STATED PROBLEM:
Write out every record in full, exactly as written, please.

START DATA FOR PROCESSING

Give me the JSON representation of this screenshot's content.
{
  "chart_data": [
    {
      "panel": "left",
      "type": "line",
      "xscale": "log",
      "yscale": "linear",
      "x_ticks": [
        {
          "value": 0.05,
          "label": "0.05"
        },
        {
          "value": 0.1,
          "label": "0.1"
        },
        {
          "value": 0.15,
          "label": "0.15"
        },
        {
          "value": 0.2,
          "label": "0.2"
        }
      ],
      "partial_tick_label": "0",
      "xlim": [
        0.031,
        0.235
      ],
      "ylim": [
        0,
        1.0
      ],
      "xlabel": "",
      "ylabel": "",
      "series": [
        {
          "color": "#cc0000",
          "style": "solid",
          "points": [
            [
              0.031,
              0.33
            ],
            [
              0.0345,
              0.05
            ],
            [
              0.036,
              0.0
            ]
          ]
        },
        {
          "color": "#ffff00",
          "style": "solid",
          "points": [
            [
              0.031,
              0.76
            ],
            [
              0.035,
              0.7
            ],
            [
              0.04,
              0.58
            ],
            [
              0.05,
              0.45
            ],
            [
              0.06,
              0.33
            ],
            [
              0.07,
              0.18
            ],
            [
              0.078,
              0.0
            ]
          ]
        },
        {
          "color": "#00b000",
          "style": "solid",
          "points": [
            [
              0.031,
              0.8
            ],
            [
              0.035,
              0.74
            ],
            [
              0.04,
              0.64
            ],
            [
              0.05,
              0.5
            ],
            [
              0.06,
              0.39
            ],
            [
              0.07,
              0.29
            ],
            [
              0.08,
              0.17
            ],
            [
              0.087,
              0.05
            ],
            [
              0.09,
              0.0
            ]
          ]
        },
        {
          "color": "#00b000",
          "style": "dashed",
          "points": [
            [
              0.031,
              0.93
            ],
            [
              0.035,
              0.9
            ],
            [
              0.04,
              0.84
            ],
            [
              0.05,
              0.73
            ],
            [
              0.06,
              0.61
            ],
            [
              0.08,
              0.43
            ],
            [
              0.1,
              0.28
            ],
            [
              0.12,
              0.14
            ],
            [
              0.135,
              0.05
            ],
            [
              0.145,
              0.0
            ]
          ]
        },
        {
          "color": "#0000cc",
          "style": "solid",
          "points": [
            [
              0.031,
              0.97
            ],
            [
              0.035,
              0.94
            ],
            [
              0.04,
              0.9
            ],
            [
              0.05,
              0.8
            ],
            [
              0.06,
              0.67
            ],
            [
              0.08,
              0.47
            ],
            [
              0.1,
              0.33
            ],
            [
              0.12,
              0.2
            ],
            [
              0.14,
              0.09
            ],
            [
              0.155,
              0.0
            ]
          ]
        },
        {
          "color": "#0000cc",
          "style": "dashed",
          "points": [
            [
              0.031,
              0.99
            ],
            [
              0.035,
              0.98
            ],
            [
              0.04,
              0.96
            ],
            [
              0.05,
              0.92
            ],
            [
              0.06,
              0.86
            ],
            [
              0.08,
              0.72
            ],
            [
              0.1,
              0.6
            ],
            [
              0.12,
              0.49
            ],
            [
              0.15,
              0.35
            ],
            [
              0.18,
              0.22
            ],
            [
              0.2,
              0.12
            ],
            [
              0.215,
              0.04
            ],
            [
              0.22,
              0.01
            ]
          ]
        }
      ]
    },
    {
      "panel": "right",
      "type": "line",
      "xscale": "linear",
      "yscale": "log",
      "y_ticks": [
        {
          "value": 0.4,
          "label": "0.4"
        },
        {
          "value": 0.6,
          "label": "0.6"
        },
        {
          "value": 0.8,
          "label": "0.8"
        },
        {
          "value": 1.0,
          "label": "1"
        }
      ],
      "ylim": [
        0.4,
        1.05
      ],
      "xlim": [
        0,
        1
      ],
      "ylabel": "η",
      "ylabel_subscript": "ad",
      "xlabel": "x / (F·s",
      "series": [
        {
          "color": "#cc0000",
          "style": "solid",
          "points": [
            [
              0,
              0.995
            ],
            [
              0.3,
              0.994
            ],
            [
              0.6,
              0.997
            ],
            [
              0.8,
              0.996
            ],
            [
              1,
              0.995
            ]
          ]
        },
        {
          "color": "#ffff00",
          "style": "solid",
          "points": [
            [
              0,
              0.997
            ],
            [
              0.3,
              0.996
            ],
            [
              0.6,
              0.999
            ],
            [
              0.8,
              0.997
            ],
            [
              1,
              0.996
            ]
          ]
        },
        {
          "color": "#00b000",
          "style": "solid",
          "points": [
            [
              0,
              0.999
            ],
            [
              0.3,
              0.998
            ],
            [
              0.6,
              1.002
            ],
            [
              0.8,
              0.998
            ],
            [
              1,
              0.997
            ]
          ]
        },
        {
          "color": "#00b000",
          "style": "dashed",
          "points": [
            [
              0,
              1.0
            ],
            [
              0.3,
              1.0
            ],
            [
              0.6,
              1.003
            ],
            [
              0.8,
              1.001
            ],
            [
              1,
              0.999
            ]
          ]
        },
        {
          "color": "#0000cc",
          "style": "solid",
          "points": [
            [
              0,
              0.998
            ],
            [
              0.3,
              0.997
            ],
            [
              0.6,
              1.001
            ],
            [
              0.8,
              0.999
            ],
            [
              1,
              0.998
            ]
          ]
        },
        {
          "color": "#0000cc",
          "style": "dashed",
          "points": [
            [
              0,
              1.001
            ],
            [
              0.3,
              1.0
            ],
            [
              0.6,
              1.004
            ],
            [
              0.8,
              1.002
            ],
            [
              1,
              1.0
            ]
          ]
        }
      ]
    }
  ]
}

END DATA FOR PROCESSING

CORRECT RESULT:
Give me the JSON representation of this screenshot's content.
{
  "chart_data": [
    {
      "panel": "left",
      "type": "line",
      "xscale": "log",
      "yscale": "linear",
      "x_ticks": [
        {
          "value": 0.05,
          "label": "0.05"
        },
        {
          "value": 0.1,
          "label": "0.1"
        },
        {
          "value": 0.15,
          "label": "0.15"
        },
        {
          "value": 0.2,
          "label": "0.2"
        }
      ],
      "partial_tick_label": "0",
      "xlim": [
        0.031,
        0.235
      ],
      "ylim": [
        0,
        1.0
      ],
      "xlabel": "",
      "ylabel": "",
      "series": [
        {
          "color": "#cc0000",
          "style": "solid",
          "points": [
            [
              0.031,
              0.33
            ],
            [
              0.0345,
              0.05
            ],
            [
              0.036,
              0.0
            ]
          ]
        },
        {
          "color": "#ffff00",
          "style": "solid",
          "points": [
            [
              0.031,
              0.76
            ],
            [
              0.035,
              0.7
            ],
            [
              0.04,
              0.58
            ],
            [
              0.05,
              0.45
            ],
            [
              0.06,
              0.33
            ],
            [
              0.07,
              0.18
            ],
            [
              0.078,
              0.0
            ]
          ]
        },
        {
          "color": "#00b000",
          "style": "solid",
          "points": [
            [
              0.031,
              0.8
            ],
            [
              0.035,
              0.74
            ],
            [
              0.04,
              0.64
            ],
            [
              0.05,
              0.5
            ],
            [
              0.06,
              0.39
            ],
            [
              0.07,
              0.29
            ],
            [
              0.08,
              0.17
            ],
            [
              0.087,
              0.05
            ],
            [
              0.09,
              0.0
            ]
          ]
        },
        {
          "color": "#00b000",
          "style": "dashed",
          "points": [
            [
              0.031,
              0.93
            ],
            [
              0.035,
              0.9
            ],
            [
              0.04,
              0.84
            ],
            [
              0.05,
              0.73
            ],
            [
              0.06,
              0.61
            ],
            [
              0.08,
              0.43
            ],
            [
              0.1,
              0.28
            ],
            [
              0.12,
              0.14
            ],
            [
              0.135,
              0.05
            ],
            [
              0.145,
              0.0
            ]
          ]
        },
        {
          "color": "#0000cc",
          "style": "solid",
          "points": [
            [
              0.031,
              0.97
            ],
            [
              0.035,
              0.94
            ],
            [
              0.04,
              0.9
            ],
            [
              0.05,
              0.8
            ],
            [
              0.06,
              0.67
            ],
            [
              0.08,
              0.47
            ],
            [
              0.1,
              0.33
            ],
            [
              0.12,
              0.2
            ],
            [
              0.14,
              0.09
            ],
            [
              0.155,
              0.0
            ]
          ]
        },
        {
          "color": "#0000cc",
          "style": "dashed",
          "points": [
            [
              0.031,
              0.99
            ],
            [
              0.035,
              0.98
            ],
            [
              0.04,
              0.96
            ],
            [
              0.05,
              0.92
            ],
            [
              0.06,
              0.86
            ],
            [
              0.08,
              0.72
            ],
            [
              0.1,
              0.6
            ],
            [
              0.12,
              0.49
            ],
            [
              0.15,
              0.35
            ],
            [
              0.18,
              0.22
            ],
            [
              0.2,
              0.12
            ],
            [
              0.215,
              0.04
            ],
            [
              0.22,
              0.01
            ]
          ]
        }
      ]
    },
    {
      "panel": "right",
      "type": "line",
      "xscale": "linear",
      "yscale": "log",
      "y_ticks": [
        {
          "value": 0.4,
          "label": "0.4"
        },
        {
          "value": 0.6,
          "label": "0.6"
        },
        {
          "value": 0.8,
          "label": "0.8"
        },
        {
          "value": 1.0,
          "label": "1"
        }
      ],
      "ylim": [
        0.4,
        1.05
      ],
      "xlim": [
        0,
        1
      ],
      "ylabel": "η",
      "ylabel_subscript": "ad",
      "xlabel": "x / (F·s",
      "series": [
        {
          "color": "#cc0000",
          "style": "solid",
          "points": [
            [
              0,
              0.995
            ],
            [
              0.3,
              0.994
            ],
            [
              0.6,
              0.997
            ],
            [
              0.8,
              0.996
            ],
            [
              1,
              0.995
            ]
          ]
        },
        {
          "color": "#ffff00",
          "style": "solid",
          "points": [
            [
              0,
              0.997
            ],
            [
              0.3,
              0.996
            ],
            [
              0.6,
              0.999
            ],
            [
              0.8,
              0.997
            ],
            [
              1,
              0.996
            ]
          ]
        },
        {
          "color": "#00b000",
          "style": "solid",
          "points": [
            [
              0,
              0.999
            ],
            [
              0.3,
              0.998
            ],
            [
              0.6,
              1.002
            ],
            [
              0.8,
              0.998
            ],
            [
              1,
              0.997
            ]
          ]
        },
        {
          "color": "#00b000",
          "style": "dashed",
          "points": [
            [
              0,
              1.0
            ],
            [
              0.3,
              1.0
            ],
            [
              0.6,
              1.003
            ],
            [
              0.8,
              1.001
            ],
            [
              1,
              0.999
            ]
          ]
        },
        {
          "color": "#0000cc",
          "style": "solid",
          "points": [
            [
              0,
              0.998
            ],
            [
              0.3,
              0.997
            ],
            [
              0.6,
              1.001
            ],
            [
              0.8,
              0.999
            ],
            [
              1,
              0.998
            ]
          ]
        },
        {
          "color": "#0000cc",
          "style": "dashed",
          "points": [
            [
              0,
              1.001
            ],
            [
              0.3,
              1.0
            ],
            [
              0.6,
              1.004
            ],
            [
              0.8,
              1.002
            ],
            [
              1,
              1.0
            ]
          ]
        }
      ]
    }
  ]
}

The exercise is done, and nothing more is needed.